Exercise directions:
Transcribe the material word for word, but without the images.

Saved entries:

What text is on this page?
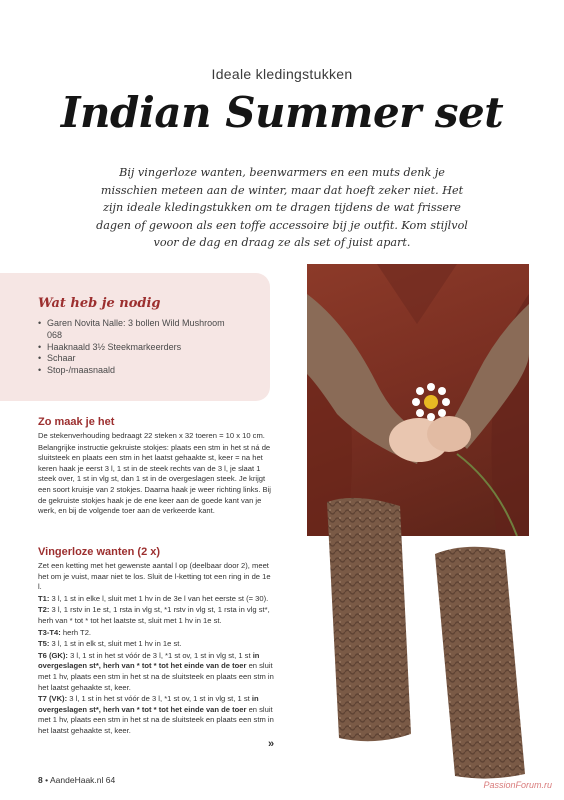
Ideale kledingstukken
Indian Summer set

Bij vingerloze wanten, beenwarmers en een muts denk je misschien meteen aan de winter, maar dat hoeft zeker niet. Het zijn ideale kledingstukken om te dragen tijdens de wat frissere dagen of gewoon als een toffe accessoire bij je outfit. Kom stijlvol voor de dag en draag ze als set of juist apart.

Wat heb je nodig
• Garen Novita Nalle: 3 bollen Wild Mushroom 068
• Haaknaald 3½ Steekmarkeerders
• Schaar
• Stop-/maasnaald
Zo maak je het

De stekenverhouding bedraagt 22 steken x 32 toeren = 10 x 10 cm.

Belangrijke instructie gekruiste stokjes: plaats een stm in het st ná de sluitsteek en plaats een stm in het laatst gehaakte st, keer = na het keren haak je eerst 3 l, 1 st in de steek rechts van de 3 l, je slaat 1 steek over, 1 st in vlg st, dan 1 st in de overgeslagen steek. Je krijgt een soort kruisje van 2 stokjes. Daarna haak je weer richting links. Bij de gekruiste stokjes haak je de ene keer aan de goede kant van je werk, en bij de volgende toer aan de verkeerde kant.

Vingerloze wanten (2 x)

Zet een ketting met het gewenste aantal l op (deelbaar door 2), meet het om je vuist, maar niet te los. Sluit de l-ketting tot een ring in de 1e l.

T1: 3 l, 1 st in elke l, sluit met 1 hv in de 3e l van het eerste st (= 30).

T2: 3 l, 1 rstv in 1e st, 1 rsta in vlg st, *1 rstv in vlg st, 1 rsta in vlg st*, herh van * tot * tot het laatste st, sluit met 1 hv in 1e st.

T3-T4: herh T2.

T5: 3 l, 1 st in elk st, sluit met 1 hv in 1e st.

T6 (GK): 3 l, 1 st in het st vóór de 3 l, *1 st ov, 1 st in vlg st, 1 st in overgeslagen st*, herh van * tot * tot het einde van de toer en sluit met 1 hv, plaats een stm in het st na de sluitsteek en plaats een stm in het laatst gehaakte st, keer.

T7 (VK): 3 l, 1 st in het st vóór de 3 l, *1 st ov, 1 st in vlg st, 1 st in overgeslagen st*, herh van * tot * tot het einde van de toer en sluit met 1 hv, plaats een stm in het st na de sluitsteek en plaats een stm in het laatst gehaakte st, keer.

»
8 • AandeHaak.nl 64	PassionForum.ru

Written response:
What text is on this page?
Ideale kledingstukken
Indian Summer set

Bij vingerloze wanten, beenwarmers en een muts denk je misschien meteen aan de winter, maar dat hoeft zeker niet. Het zijn ideale kledingstukken om te dragen tijdens de wat frissere dagen of gewoon als een toffe accessoire bij je outfit. Kom stijlvol voor de dag en draag ze als set of juist apart.

Wat heb je nodig
• Garen Novita Nalle: 3 bollen Wild Mushroom 068
• Haaknaald 3½ Steekmarkeerders
• Schaar
• Stop-/maasnaald
Zo maak je het

De stekenverhouding bedraagt 22 steken x 32 toeren = 10 x 10 cm.

Belangrijke instructie gekruiste stokjes: plaats een stm in het st ná de sluitsteek en plaats een stm in het laatst gehaakte st, keer = na het keren haak je eerst 3 l, 1 st in de steek rechts van de 3 l, je slaat 1 steek over, 1 st in vlg st, dan 1 st in de overgeslagen steek. Je krijgt een soort kruisje van 2 stokjes. Daarna haak je weer richting links. Bij de gekruiste stokjes haak je de ene keer aan de goede kant van je werk, en bij de volgende toer aan de verkeerde kant.

Vingerloze wanten (2 x)

Zet een ketting met het gewenste aantal l op (deelbaar door 2), meet het om je vuist, maar niet te los. Sluit de l-ketting tot een ring in de 1e l.

T1: 3 l, 1 st in elke l, sluit met 1 hv in de 3e l van het eerste st (= 30).

T2: 3 l, 1 rstv in 1e st, 1 rsta in vlg st, *1 rstv in vlg st, 1 rsta in vlg st*, herh van * tot * tot het laatste st, sluit met 1 hv in 1e st.

T3-T4: herh T2.

T5: 3 l, 1 st in elk st, sluit met 1 hv in 1e st.

T6 (GK): 3 l, 1 st in het st vóór de 3 l, *1 st ov, 1 st in vlg st, 1 st in overgeslagen st*, herh van * tot * tot het einde van de toer en sluit met 1 hv, plaats een stm in het st na de sluitsteek en plaats een stm in het laatst gehaakte st, keer.

T7 (VK): 3 l, 1 st in het st vóór de 3 l, *1 st ov, 1 st in vlg st, 1 st in overgeslagen st*, herh van * tot * tot het einde van de toer en sluit met 1 hv, plaats een stm in het st na de sluitsteek en plaats een stm in het laatst gehaakte st, keer.

»
8 • AandeHaak.nl 64	PassionForum.ru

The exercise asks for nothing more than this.